:: Exercise instructions ::
Find all lines in the listing that include the word "balance", then copy them.

:: Stored rows ::

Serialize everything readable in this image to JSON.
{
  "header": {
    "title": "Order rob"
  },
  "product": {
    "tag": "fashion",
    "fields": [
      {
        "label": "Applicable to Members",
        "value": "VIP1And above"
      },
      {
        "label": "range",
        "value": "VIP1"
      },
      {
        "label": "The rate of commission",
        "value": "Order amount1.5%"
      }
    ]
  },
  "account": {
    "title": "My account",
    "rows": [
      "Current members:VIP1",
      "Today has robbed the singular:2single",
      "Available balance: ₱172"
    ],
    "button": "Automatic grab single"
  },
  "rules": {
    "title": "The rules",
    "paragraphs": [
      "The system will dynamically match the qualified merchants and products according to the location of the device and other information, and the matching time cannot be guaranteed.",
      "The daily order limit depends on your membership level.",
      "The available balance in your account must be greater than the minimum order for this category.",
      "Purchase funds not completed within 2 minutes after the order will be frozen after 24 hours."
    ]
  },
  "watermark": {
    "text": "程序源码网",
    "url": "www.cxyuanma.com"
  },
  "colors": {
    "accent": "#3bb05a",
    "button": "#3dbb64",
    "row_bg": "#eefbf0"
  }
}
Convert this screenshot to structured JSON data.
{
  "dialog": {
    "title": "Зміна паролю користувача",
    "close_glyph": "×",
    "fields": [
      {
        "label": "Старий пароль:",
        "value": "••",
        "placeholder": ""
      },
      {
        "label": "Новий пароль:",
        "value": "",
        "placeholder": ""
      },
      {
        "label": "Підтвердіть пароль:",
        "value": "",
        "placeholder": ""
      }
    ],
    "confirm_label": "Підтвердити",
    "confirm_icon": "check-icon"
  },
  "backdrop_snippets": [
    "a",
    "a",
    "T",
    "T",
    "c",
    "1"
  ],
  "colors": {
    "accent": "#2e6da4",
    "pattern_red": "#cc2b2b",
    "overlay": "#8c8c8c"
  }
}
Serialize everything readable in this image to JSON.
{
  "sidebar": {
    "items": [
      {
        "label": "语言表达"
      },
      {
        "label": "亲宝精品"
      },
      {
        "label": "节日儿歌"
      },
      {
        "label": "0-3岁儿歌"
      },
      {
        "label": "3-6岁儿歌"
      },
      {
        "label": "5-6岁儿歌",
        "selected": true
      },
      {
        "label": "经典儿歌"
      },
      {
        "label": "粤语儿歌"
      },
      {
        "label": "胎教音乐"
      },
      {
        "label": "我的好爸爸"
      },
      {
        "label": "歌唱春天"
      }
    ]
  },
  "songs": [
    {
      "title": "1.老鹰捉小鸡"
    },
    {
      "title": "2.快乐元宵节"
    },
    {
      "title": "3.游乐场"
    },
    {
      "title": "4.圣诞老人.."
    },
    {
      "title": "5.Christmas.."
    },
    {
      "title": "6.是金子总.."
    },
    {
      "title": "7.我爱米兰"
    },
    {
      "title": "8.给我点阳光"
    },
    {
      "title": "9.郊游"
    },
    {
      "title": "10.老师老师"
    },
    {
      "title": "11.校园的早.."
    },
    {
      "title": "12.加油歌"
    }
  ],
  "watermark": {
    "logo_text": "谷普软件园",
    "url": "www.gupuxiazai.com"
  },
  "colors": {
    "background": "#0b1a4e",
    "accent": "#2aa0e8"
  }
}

:: Solution for this problem ::
      "Available balance: ₱172"
      "The available balance in your account must be greater than the minimum order for this category.",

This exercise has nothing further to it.